Short task => Write out the listing in full, matching it word for word.

Records =>
========
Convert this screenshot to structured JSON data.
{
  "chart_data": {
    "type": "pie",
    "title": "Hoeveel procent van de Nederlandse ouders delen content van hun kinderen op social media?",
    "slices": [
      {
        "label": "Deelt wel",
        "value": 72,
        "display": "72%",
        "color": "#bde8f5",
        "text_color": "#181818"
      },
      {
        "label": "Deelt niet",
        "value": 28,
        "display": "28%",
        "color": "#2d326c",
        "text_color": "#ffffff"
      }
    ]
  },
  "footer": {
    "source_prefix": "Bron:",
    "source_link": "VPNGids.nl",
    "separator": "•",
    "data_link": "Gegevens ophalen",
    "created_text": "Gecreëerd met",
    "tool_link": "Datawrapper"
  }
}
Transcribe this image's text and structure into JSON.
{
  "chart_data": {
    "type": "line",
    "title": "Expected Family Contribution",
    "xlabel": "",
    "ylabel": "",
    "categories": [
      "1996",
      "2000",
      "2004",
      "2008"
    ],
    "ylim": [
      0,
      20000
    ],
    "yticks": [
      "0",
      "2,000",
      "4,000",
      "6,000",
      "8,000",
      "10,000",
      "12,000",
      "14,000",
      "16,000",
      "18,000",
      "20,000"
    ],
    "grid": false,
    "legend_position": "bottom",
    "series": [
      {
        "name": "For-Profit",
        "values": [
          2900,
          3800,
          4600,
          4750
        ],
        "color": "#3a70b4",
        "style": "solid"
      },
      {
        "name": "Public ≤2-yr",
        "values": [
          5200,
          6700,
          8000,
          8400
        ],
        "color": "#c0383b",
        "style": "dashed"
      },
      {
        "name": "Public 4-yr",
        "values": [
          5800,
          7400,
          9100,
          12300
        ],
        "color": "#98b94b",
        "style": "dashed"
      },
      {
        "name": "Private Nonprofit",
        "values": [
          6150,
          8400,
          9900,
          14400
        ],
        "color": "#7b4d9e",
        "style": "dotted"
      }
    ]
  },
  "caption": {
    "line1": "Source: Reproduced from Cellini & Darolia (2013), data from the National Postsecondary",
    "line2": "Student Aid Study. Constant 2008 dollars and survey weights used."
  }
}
========
Answer to this problem =>
Convert this screenshot to structured JSON data.
{
  "chart_data": {
    "type": "pie",
    "title": "Hoeveel procent van de Nederlandse ouders delen content van hun kinderen op social media?",
    "slices": [
      {
        "label": "Deelt wel",
        "value": 72,
        "display": "72%",
        "color": "#bde8f5",
        "text_color": "#181818"
      },
      {
        "label": "Deelt niet",
        "value": 28,
        "display": "28%",
        "color": "#2d326c",
        "text_color": "#ffffff"
      }
    ]
  },
  "footer": {
    "source_prefix": "Bron:",
    "source_link": "VPNGids.nl",
    "separator": "•",
    "data_link": "Gegevens ophalen",
    "created_text": "Gecreëerd met",
    "tool_link": "Datawrapper"
  }
}
Transcribe this image's text and structure into JSON.
{
  "chart_data": {
    "type": "line",
    "title": "Expected Family Contribution",
    "xlabel": "",
    "ylabel": "",
    "categories": [
      "1996",
      "2000",
      "2004",
      "2008"
    ],
    "ylim": [
      0,
      20000
    ],
    "yticks": [
      "0",
      "2,000",
      "4,000",
      "6,000",
      "8,000",
      "10,000",
      "12,000",
      "14,000",
      "16,000",
      "18,000",
      "20,000"
    ],
    "grid": false,
    "legend_position": "bottom",
    "series": [
      {
        "name": "For-Profit",
        "values": [
          2900,
          3800,
          4600,
          4750
        ],
        "color": "#3a70b4",
        "style": "solid"
      },
      {
        "name": "Public ≤2-yr",
        "values": [
          5200,
          6700,
          8000,
          8400
        ],
        "color": "#c0383b",
        "style": "dashed"
      },
      {
        "name": "Public 4-yr",
        "values": [
          5800,
          7400,
          9100,
          12300
        ],
        "color": "#98b94b",
        "style": "dashed"
      },
      {
        "name": "Private Nonprofit",
        "values": [
          6150,
          8400,
          9900,
          14400
        ],
        "color": "#7b4d9e",
        "style": "dotted"
      }
    ]
  },
  "caption": {
    "line1": "Source: Reproduced from Cellini & Darolia (2013), data from the National Postsecondary",
    "line2": "Student Aid Study. Constant 2008 dollars and survey weights used."
  }
}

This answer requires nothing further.